はじめに、食品の鮮度保持の重要性について解説していきます。

食品の品質と安全性

食品の鮮度保持は、その品質と安全性を確保するために極めて重要です。まず新鮮な食品は栄養価が高く、風味も良いため、消費者にとって満足度が高いです。例えば、新鮮な野菜や果物はビタミンやミネラルが豊富であり、健康をサポートします。一方、鮮度が低下した食品は、栄養価が減少し、味も劣化してしまい、さらには、微生物の繁殖が進みやすくなることで、食中毒のリスクが高まります。したがって、食品の鮮度を保持することは、単に食品を長持ちさせることだけでなく、消費者の健康を守るためにも必要不可欠です。

経済的なメリット

鮮度保持は食品ロスを防ぐことが期待されています。食品が適切に管理されず、鮮度が低下することで廃棄されるケースが多々あり食品ロス問題は世界規模で問題視されています。食品ロス問題の対策としては、冷蔵庫や冷凍庫の適切な使用、適切な保存方法の実践、食品の購入計画を立てることなどが挙げられ、食品の無駄を減らし、経済的な損失を防ぐことが求められています。

**取り組む課題:**
• 1. ページ本文で食品ロス問題の対策として挙げられているものを、すべて書き出してください。
• 2. 次の (a)〜(c) がページ本文の内容と一致するかどうかを、それぞれ「はい」か「いいえ」で答え、根拠となる本文の語句をそのまま引用してください。(a) 新鮮な野菜や果物はビタミンやミネラルが豊富である。(b) 食品ロス問題は日本国内に限って問題視されている。(c) 鮮度が低下した食品では微生物が繁殖しにくくなる。
• 3. ページ本文のうち、「はじめに、食品の鮮度保持の重要性について解説していきます。」から「守るためにも必要不可欠です。」までを、その語句も含めて一字一句変えずに書き写してください。

(ラベル付き領域の項目)
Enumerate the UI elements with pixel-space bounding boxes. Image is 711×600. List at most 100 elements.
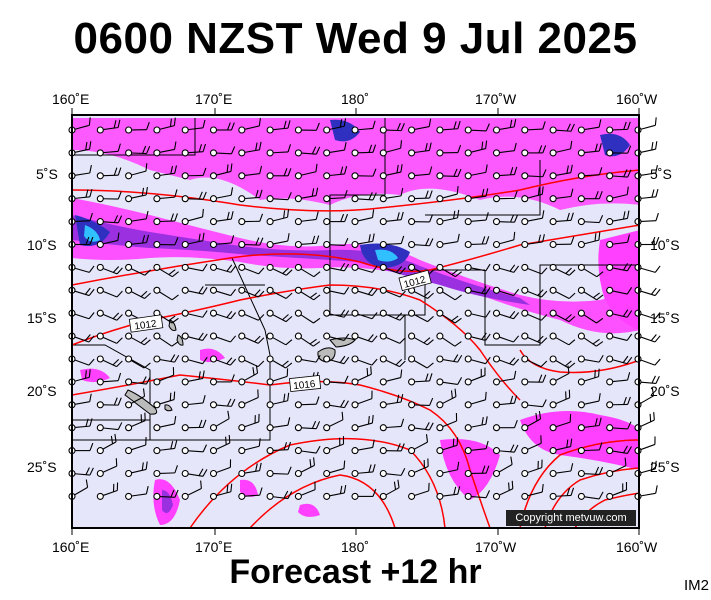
wind-barb [549, 414, 572, 432]
wind-barb [153, 286, 179, 301]
wind-barb [606, 372, 631, 386]
wind-barb [68, 236, 94, 249]
wind-barb [238, 286, 265, 298]
wind-barb [181, 309, 208, 318]
wind-barb [125, 332, 151, 346]
wind-barb [521, 459, 543, 478]
wind-barb [153, 237, 179, 249]
lat-label-left-15s: 15˚S [27, 310, 57, 326]
wind-barb [266, 120, 291, 134]
wind-barb [294, 286, 321, 301]
wind-barb [323, 355, 350, 365]
wind-barb [153, 213, 178, 226]
rain-east-edge [598, 230, 640, 330]
wind-barb [521, 210, 545, 226]
lon-label-bottom-170w: 170˚W [475, 539, 517, 555]
wind-barb [181, 419, 207, 432]
isobar-label-2-text: 1012 [134, 319, 158, 333]
wind-barb [351, 120, 376, 134]
wind-barb [209, 459, 232, 478]
wind-barb [125, 163, 148, 180]
wind-barb [181, 468, 208, 478]
wind-barb [436, 120, 461, 134]
wind-barb [464, 236, 490, 249]
wind-barb [323, 484, 347, 500]
wind-barb [209, 286, 237, 297]
wind-barb [464, 212, 489, 226]
wind-barb [577, 466, 604, 478]
wind-barb [323, 411, 344, 432]
wind-barb [379, 164, 403, 180]
wind-barb [464, 286, 491, 295]
wind-barb [492, 355, 520, 366]
wind-barb [96, 167, 122, 180]
wind-barb [606, 332, 633, 341]
wind-barb [464, 440, 489, 455]
wind-barb [577, 214, 604, 226]
wind-barb [96, 433, 117, 455]
wind-barb [209, 163, 233, 180]
wind-barb [96, 143, 121, 157]
wind-barb [209, 122, 235, 134]
wind-barb [351, 332, 378, 343]
wind-barb [436, 263, 462, 278]
wind-barb [351, 439, 375, 455]
lon-label-top-170e: 170˚E [195, 91, 233, 107]
wind-barb [266, 286, 293, 299]
wind-barb [266, 168, 292, 180]
wind-barb [209, 398, 236, 409]
wind-barb [549, 309, 576, 323]
wind-barb [323, 375, 349, 386]
wind-barb [436, 412, 458, 432]
wind-barb [379, 355, 406, 368]
wind-barb [209, 355, 237, 366]
wind-barb [351, 168, 377, 180]
wind-barb [436, 461, 460, 478]
wind-barb [96, 286, 123, 298]
wind-barb [464, 140, 488, 157]
wind-barb [379, 369, 403, 386]
isobar-1016 [71, 374, 491, 529]
wind-barb [464, 416, 488, 432]
wind-barb [549, 286, 576, 299]
wind-barb [464, 123, 490, 134]
wind-barb [606, 186, 629, 203]
rain-band-main-core [72, 215, 530, 305]
wind-barb [96, 119, 121, 134]
wind-barb [408, 373, 433, 386]
lon-label-top-170w: 170˚W [475, 91, 517, 107]
wind-barb [181, 232, 205, 249]
wind-barb [464, 391, 487, 409]
wind-barb [492, 332, 520, 343]
wind-barb [294, 122, 320, 134]
wind-barb [351, 415, 374, 432]
wind-barb [436, 186, 459, 203]
wind-barb [294, 146, 321, 157]
wind-barb [577, 143, 602, 157]
rain-patch-c [240, 479, 258, 497]
wind-barb [96, 482, 119, 500]
wind-barb [266, 263, 293, 276]
wind-barb [153, 465, 178, 478]
wind-barb [549, 212, 574, 226]
lat-label-right-25s: 25˚S [650, 459, 680, 475]
wind-barb [153, 440, 178, 455]
land-masses [124, 319, 356, 415]
wind-barb [606, 169, 632, 180]
wind-barb [181, 370, 205, 386]
wind-barb [408, 397, 434, 409]
wind-barb [606, 286, 633, 295]
lon-label-top-180: 180˚ [341, 91, 370, 107]
wind-barb [436, 388, 457, 409]
wind-barb [492, 309, 520, 320]
wind-barb [153, 165, 178, 180]
wind-barb [379, 263, 406, 275]
wind-barb [181, 355, 208, 365]
wind-barb [464, 332, 491, 341]
wind-barb [436, 437, 459, 455]
wind-barb [153, 117, 176, 134]
wind-barb [577, 167, 603, 180]
wind-barb [492, 395, 518, 409]
rain-heavy-north [330, 119, 360, 142]
wind-barb [323, 189, 348, 203]
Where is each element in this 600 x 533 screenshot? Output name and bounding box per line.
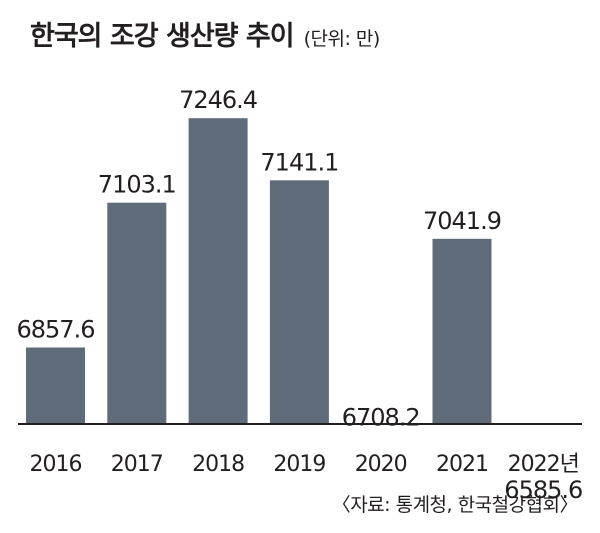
value-label-2022년: 6585.6 bbox=[504, 476, 582, 504]
category-label-2016: 2016 bbox=[30, 452, 82, 477]
category-label-2019: 2019 bbox=[273, 452, 325, 477]
chart-unit-label: (단위: 만) bbox=[303, 28, 381, 50]
value-label-2020: 6708.2 bbox=[342, 404, 420, 432]
value-label-2021: 7041.9 bbox=[423, 207, 501, 235]
bar-2018 bbox=[188, 118, 248, 423]
source-note: 〈자료: 통계청, 한국철강협회〉 bbox=[331, 494, 579, 516]
bar-2017 bbox=[107, 202, 167, 423]
category-label-2022년: 2022년 bbox=[508, 452, 579, 477]
category-label-2017: 2017 bbox=[111, 452, 163, 477]
value-label-2016: 6857.6 bbox=[17, 316, 95, 344]
value-label-2019: 7141.1 bbox=[260, 148, 338, 176]
category-label-2018: 2018 bbox=[192, 452, 244, 477]
category-label-2021: 2021 bbox=[436, 452, 488, 477]
value-label-2018: 7246.4 bbox=[179, 86, 257, 114]
bar-2021 bbox=[432, 238, 492, 423]
category-label-2020: 2020 bbox=[355, 452, 407, 477]
chart-title: 한국의 조강 생산량 추이 bbox=[30, 21, 295, 52]
chart-header: 한국의 조강 생산량 추이 (단위: 만) bbox=[30, 14, 380, 53]
bar-2019 bbox=[269, 180, 329, 423]
bar-2016 bbox=[26, 347, 85, 423]
value-label-2017: 7103.1 bbox=[98, 171, 176, 199]
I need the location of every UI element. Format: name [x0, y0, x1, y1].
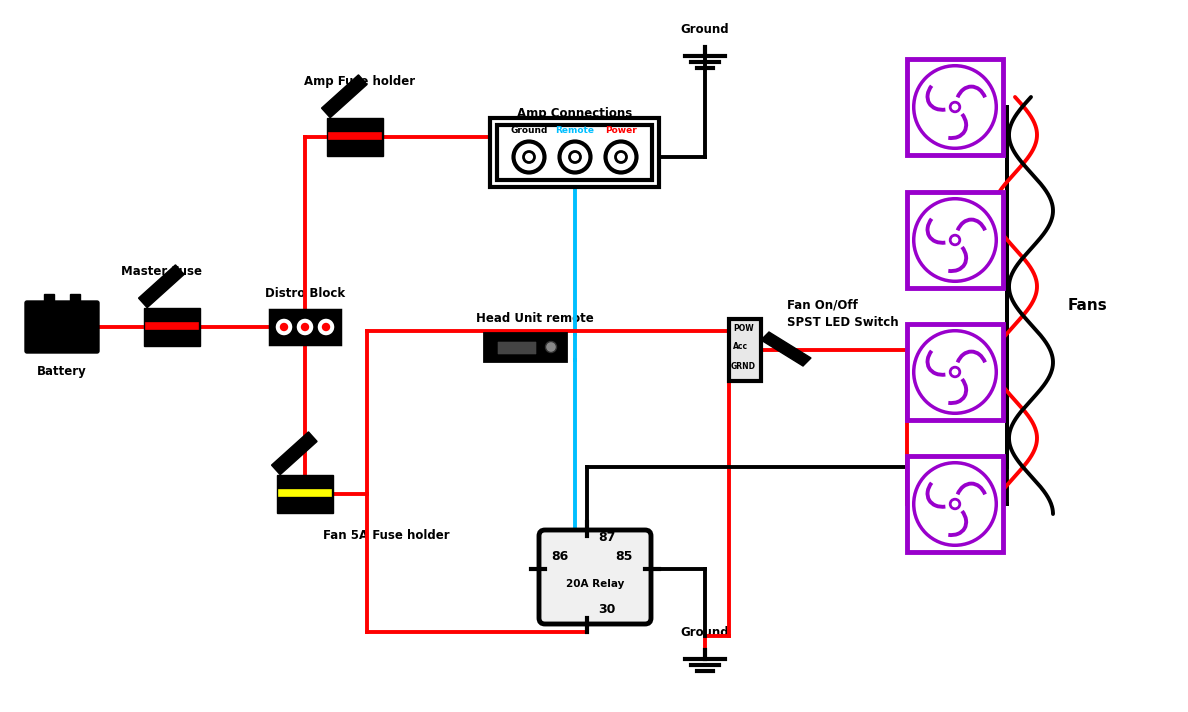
Circle shape	[302, 323, 309, 330]
FancyBboxPatch shape	[906, 192, 1003, 288]
Text: 85: 85	[615, 550, 632, 563]
FancyBboxPatch shape	[539, 530, 651, 624]
Text: GRND: GRND	[731, 362, 756, 371]
Text: SPST LED Switch: SPST LED Switch	[786, 316, 898, 329]
Text: Ground: Ground	[681, 626, 729, 639]
FancyBboxPatch shape	[906, 324, 1003, 420]
FancyBboxPatch shape	[270, 310, 340, 344]
Text: Power: Power	[605, 126, 637, 135]
Text: POW: POW	[733, 324, 753, 333]
Circle shape	[914, 199, 997, 281]
Text: Ground: Ground	[681, 23, 729, 36]
Polygon shape	[139, 265, 184, 308]
Circle shape	[322, 323, 329, 330]
Circle shape	[914, 463, 997, 545]
FancyBboxPatch shape	[25, 301, 99, 353]
FancyBboxPatch shape	[729, 319, 762, 381]
Text: Ground: Ground	[511, 126, 548, 135]
Circle shape	[545, 342, 556, 352]
Text: Fans: Fans	[1068, 298, 1107, 313]
Circle shape	[950, 235, 960, 245]
FancyBboxPatch shape	[906, 456, 1003, 552]
Circle shape	[950, 499, 960, 509]
Circle shape	[914, 66, 997, 148]
Polygon shape	[762, 332, 811, 366]
Circle shape	[280, 323, 287, 330]
Text: Master Fuse: Master Fuse	[121, 265, 202, 278]
Circle shape	[914, 330, 997, 413]
Circle shape	[316, 317, 336, 337]
Circle shape	[560, 142, 590, 172]
Text: Head Unit remote: Head Unit remote	[476, 312, 594, 325]
Circle shape	[274, 317, 293, 337]
FancyBboxPatch shape	[491, 117, 659, 187]
Text: Acc: Acc	[733, 342, 748, 351]
Circle shape	[606, 142, 637, 172]
Circle shape	[950, 367, 960, 377]
Text: Amp Connections: Amp Connections	[518, 107, 633, 120]
Text: 86: 86	[551, 550, 568, 563]
FancyBboxPatch shape	[497, 341, 537, 355]
Circle shape	[524, 152, 535, 162]
Circle shape	[950, 103, 960, 112]
FancyBboxPatch shape	[906, 59, 1003, 155]
Polygon shape	[322, 75, 367, 117]
Circle shape	[513, 142, 544, 172]
Text: 20A Relay: 20A Relay	[565, 579, 624, 589]
Text: Remote: Remote	[556, 126, 594, 135]
Text: Fan 5A Fuse holder: Fan 5A Fuse holder	[323, 529, 449, 542]
Circle shape	[295, 317, 315, 337]
Text: Battery: Battery	[37, 365, 87, 378]
Text: 30: 30	[598, 603, 615, 616]
FancyBboxPatch shape	[278, 475, 333, 513]
FancyBboxPatch shape	[145, 308, 200, 346]
FancyBboxPatch shape	[484, 333, 565, 361]
Bar	[44, 294, 53, 303]
Circle shape	[615, 152, 626, 162]
Polygon shape	[272, 432, 317, 475]
Text: Distro Block: Distro Block	[265, 287, 345, 300]
Bar	[70, 294, 80, 303]
FancyBboxPatch shape	[498, 125, 652, 179]
Text: Fan On/Off: Fan On/Off	[786, 298, 858, 311]
Circle shape	[569, 152, 581, 162]
FancyBboxPatch shape	[328, 117, 383, 157]
Text: 87: 87	[598, 531, 615, 544]
Text: Amp Fuse holder: Amp Fuse holder	[304, 75, 416, 88]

**解答一覧:**
• 1.
冷蔵庫や冷凍庫の適切な使用
適切な保存方法の実践
食品の購入計画を立てること

• 2.
(a) はい。「新鮮な野菜や果物はビタミンやミネラルが豊富であり」
(b) いいえ。「食品ロス問題は世界規模で問題視されています」
(c) いいえ。「微生物の繁殖が進みやすくなることで」

• 3.
はじめに、食品の鮮度保持の重要性について解説していきます。

食品の品質と安全性

食品の鮮度保持は、その品質と安全性を確保するために極めて重要です。まず新鮮な食品は栄養価が高く、風味も良いため、消費者にとって満足度が高いです。例えば、新鮮な野菜や果物はビタミンやミネラルが豊富であり、健康をサポートします。一方、鮮度が低下した食品は、栄養価が減少し、味も劣化してしまい、さらには、微生物の繁殖が進みやすくなることで、食中毒のリスクが高まります。したがって、食品の鮮度を保持することは、単に食品を長持ちさせることだけでなく、消費者の健康を守るためにも必要不可欠です。